OBJECTIVE: Transcribe the material below exactly as it appears.
-- SOURCE DATA start --
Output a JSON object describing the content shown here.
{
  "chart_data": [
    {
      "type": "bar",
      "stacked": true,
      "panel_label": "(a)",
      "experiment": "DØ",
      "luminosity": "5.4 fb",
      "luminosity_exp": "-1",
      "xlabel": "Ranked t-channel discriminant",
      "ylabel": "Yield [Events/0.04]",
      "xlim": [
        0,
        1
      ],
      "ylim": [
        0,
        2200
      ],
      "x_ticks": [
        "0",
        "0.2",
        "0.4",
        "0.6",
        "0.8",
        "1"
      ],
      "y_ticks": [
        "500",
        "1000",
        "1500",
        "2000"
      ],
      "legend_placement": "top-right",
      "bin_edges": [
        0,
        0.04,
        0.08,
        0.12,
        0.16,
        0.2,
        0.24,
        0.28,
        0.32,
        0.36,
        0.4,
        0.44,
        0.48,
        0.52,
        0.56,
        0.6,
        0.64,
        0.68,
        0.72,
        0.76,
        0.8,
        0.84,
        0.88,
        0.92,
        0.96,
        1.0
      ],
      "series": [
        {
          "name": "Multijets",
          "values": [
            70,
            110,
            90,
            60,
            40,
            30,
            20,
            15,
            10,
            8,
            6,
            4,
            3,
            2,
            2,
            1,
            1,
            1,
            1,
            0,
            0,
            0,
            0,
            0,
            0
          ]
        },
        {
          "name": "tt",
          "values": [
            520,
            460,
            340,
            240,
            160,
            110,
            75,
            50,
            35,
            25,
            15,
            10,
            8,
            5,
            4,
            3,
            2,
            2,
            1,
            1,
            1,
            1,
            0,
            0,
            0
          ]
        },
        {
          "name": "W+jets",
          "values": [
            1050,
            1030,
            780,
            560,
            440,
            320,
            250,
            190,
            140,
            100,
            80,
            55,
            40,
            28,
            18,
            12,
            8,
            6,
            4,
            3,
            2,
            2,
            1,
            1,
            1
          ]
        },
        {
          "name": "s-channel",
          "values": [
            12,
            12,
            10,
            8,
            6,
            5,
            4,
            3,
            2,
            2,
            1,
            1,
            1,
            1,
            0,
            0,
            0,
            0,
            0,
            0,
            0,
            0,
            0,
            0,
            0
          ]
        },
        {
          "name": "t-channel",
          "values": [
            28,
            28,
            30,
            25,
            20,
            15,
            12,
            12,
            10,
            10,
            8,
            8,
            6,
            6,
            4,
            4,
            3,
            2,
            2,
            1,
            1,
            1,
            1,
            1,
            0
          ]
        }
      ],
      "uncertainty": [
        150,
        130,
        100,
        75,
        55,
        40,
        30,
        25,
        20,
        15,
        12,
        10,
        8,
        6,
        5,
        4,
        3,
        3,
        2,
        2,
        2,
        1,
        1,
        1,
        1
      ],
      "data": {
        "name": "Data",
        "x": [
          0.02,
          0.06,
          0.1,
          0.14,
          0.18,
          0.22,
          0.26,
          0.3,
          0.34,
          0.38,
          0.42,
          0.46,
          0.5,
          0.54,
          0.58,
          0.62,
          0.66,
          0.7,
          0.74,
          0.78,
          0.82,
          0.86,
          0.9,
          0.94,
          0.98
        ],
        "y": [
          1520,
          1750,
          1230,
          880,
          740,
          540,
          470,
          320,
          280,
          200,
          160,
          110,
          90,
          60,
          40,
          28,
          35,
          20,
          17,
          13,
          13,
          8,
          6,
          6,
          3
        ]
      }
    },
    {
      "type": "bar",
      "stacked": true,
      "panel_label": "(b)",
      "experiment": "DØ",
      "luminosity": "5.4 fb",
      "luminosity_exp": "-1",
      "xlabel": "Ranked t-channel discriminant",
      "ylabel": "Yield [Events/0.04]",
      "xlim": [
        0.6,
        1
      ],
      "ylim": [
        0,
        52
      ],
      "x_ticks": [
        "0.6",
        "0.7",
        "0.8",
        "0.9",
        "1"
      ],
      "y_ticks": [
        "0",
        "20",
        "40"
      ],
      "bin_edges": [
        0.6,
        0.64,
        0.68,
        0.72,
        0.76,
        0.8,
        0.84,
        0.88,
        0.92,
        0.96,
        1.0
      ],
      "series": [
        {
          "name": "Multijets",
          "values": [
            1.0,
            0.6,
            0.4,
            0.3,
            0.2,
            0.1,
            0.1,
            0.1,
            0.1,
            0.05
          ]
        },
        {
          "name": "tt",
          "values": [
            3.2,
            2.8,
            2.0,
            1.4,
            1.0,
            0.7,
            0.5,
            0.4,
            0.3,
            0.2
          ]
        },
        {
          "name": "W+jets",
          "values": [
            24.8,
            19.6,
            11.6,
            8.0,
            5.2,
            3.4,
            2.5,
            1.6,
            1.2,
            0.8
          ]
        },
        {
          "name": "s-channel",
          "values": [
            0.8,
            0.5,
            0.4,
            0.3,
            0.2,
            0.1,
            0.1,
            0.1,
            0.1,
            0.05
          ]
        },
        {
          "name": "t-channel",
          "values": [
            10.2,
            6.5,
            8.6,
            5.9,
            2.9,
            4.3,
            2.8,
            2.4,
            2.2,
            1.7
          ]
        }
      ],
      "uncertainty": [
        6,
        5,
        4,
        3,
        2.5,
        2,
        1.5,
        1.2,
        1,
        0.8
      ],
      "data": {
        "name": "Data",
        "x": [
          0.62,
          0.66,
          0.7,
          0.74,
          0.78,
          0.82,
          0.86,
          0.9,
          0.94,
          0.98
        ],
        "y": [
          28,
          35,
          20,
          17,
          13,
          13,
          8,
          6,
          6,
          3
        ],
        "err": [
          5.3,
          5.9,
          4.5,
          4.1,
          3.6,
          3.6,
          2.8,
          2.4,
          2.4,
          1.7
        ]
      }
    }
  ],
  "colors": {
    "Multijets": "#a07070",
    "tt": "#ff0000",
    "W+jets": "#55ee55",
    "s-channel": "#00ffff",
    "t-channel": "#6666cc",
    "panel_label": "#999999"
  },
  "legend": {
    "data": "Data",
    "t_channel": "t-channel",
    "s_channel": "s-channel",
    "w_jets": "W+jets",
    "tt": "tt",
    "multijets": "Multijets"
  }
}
-- SOURCE DATA end --
FULL RESPONSE:
Output a JSON object describing the content shown here.
{
  "chart_data": [
    {
      "type": "bar",
      "stacked": true,
      "panel_label": "(a)",
      "experiment": "DØ",
      "luminosity": "5.4 fb",
      "luminosity_exp": "-1",
      "xlabel": "Ranked t-channel discriminant",
      "ylabel": "Yield [Events/0.04]",
      "xlim": [
        0,
        1
      ],
      "ylim": [
        0,
        2200
      ],
      "x_ticks": [
        "0",
        "0.2",
        "0.4",
        "0.6",
        "0.8",
        "1"
      ],
      "y_ticks": [
        "500",
        "1000",
        "1500",
        "2000"
      ],
      "legend_placement": "top-right",
      "bin_edges": [
        0,
        0.04,
        0.08,
        0.12,
        0.16,
        0.2,
        0.24,
        0.28,
        0.32,
        0.36,
        0.4,
        0.44,
        0.48,
        0.52,
        0.56,
        0.6,
        0.64,
        0.68,
        0.72,
        0.76,
        0.8,
        0.84,
        0.88,
        0.92,
        0.96,
        1.0
      ],
      "series": [
        {
          "name": "Multijets",
          "values": [
            70,
            110,
            90,
            60,
            40,
            30,
            20,
            15,
            10,
            8,
            6,
            4,
            3,
            2,
            2,
            1,
            1,
            1,
            1,
            0,
            0,
            0,
            0,
            0,
            0
          ]
        },
        {
          "name": "tt",
          "values": [
            520,
            460,
            340,
            240,
            160,
            110,
            75,
            50,
            35,
            25,
            15,
            10,
            8,
            5,
            4,
            3,
            2,
            2,
            1,
            1,
            1,
            1,
            0,
            0,
            0
          ]
        },
        {
          "name": "W+jets",
          "values": [
            1050,
            1030,
            780,
            560,
            440,
            320,
            250,
            190,
            140,
            100,
            80,
            55,
            40,
            28,
            18,
            12,
            8,
            6,
            4,
            3,
            2,
            2,
            1,
            1,
            1
          ]
        },
        {
          "name": "s-channel",
          "values": [
            12,
            12,
            10,
            8,
            6,
            5,
            4,
            3,
            2,
            2,
            1,
            1,
            1,
            1,
            0,
            0,
            0,
            0,
            0,
            0,
            0,
            0,
            0,
            0,
            0
          ]
        },
        {
          "name": "t-channel",
          "values": [
            28,
            28,
            30,
            25,
            20,
            15,
            12,
            12,
            10,
            10,
            8,
            8,
            6,
            6,
            4,
            4,
            3,
            2,
            2,
            1,
            1,
            1,
            1,
            1,
            0
          ]
        }
      ],
      "uncertainty": [
        150,
        130,
        100,
        75,
        55,
        40,
        30,
        25,
        20,
        15,
        12,
        10,
        8,
        6,
        5,
        4,
        3,
        3,
        2,
        2,
        2,
        1,
        1,
        1,
        1
      ],
      "data": {
        "name": "Data",
        "x": [
          0.02,
          0.06,
          0.1,
          0.14,
          0.18,
          0.22,
          0.26,
          0.3,
          0.34,
          0.38,
          0.42,
          0.46,
          0.5,
          0.54,
          0.58,
          0.62,
          0.66,
          0.7,
          0.74,
          0.78,
          0.82,
          0.86,
          0.9,
          0.94,
          0.98
        ],
        "y": [
          1520,
          1750,
          1230,
          880,
          740,
          540,
          470,
          320,
          280,
          200,
          160,
          110,
          90,
          60,
          40,
          28,
          35,
          20,
          17,
          13,
          13,
          8,
          6,
          6,
          3
        ]
      }
    },
    {
      "type": "bar",
      "stacked": true,
      "panel_label": "(b)",
      "experiment": "DØ",
      "luminosity": "5.4 fb",
      "luminosity_exp": "-1",
      "xlabel": "Ranked t-channel discriminant",
      "ylabel": "Yield [Events/0.04]",
      "xlim": [
        0.6,
        1
      ],
      "ylim": [
        0,
        52
      ],
      "x_ticks": [
        "0.6",
        "0.7",
        "0.8",
        "0.9",
        "1"
      ],
      "y_ticks": [
        "0",
        "20",
        "40"
      ],
      "bin_edges": [
        0.6,
        0.64,
        0.68,
        0.72,
        0.76,
        0.8,
        0.84,
        0.88,
        0.92,
        0.96,
        1.0
      ],
      "series": [
        {
          "name": "Multijets",
          "values": [
            1.0,
            0.6,
            0.4,
            0.3,
            0.2,
            0.1,
            0.1,
            0.1,
            0.1,
            0.05
          ]
        },
        {
          "name": "tt",
          "values": [
            3.2,
            2.8,
            2.0,
            1.4,
            1.0,
            0.7,
            0.5,
            0.4,
            0.3,
            0.2
          ]
        },
        {
          "name": "W+jets",
          "values": [
            24.8,
            19.6,
            11.6,
            8.0,
            5.2,
            3.4,
            2.5,
            1.6,
            1.2,
            0.8
          ]
        },
        {
          "name": "s-channel",
          "values": [
            0.8,
            0.5,
            0.4,
            0.3,
            0.2,
            0.1,
            0.1,
            0.1,
            0.1,
            0.05
          ]
        },
        {
          "name": "t-channel",
          "values": [
            10.2,
            6.5,
            8.6,
            5.9,
            2.9,
            4.3,
            2.8,
            2.4,
            2.2,
            1.7
          ]
        }
      ],
      "uncertainty": [
        6,
        5,
        4,
        3,
        2.5,
        2,
        1.5,
        1.2,
        1,
        0.8
      ],
      "data": {
        "name": "Data",
        "x": [
          0.62,
          0.66,
          0.7,
          0.74,
          0.78,
          0.82,
          0.86,
          0.9,
          0.94,
          0.98
        ],
        "y": [
          28,
          35,
          20,
          17,
          13,
          13,
          8,
          6,
          6,
          3
        ],
        "err": [
          5.3,
          5.9,
          4.5,
          4.1,
          3.6,
          3.6,
          2.8,
          2.4,
          2.4,
          1.7
        ]
      }
    }
  ],
  "colors": {
    "Multijets": "#a07070",
    "tt": "#ff0000",
    "W+jets": "#55ee55",
    "s-channel": "#00ffff",
    "t-channel": "#6666cc",
    "panel_label": "#999999"
  },
  "legend": {
    "data": "Data",
    "t_channel": "t-channel",
    "s_channel": "s-channel",
    "w_jets": "W+jets",
    "tt": "tt",
    "multijets": "Multijets"
  }
}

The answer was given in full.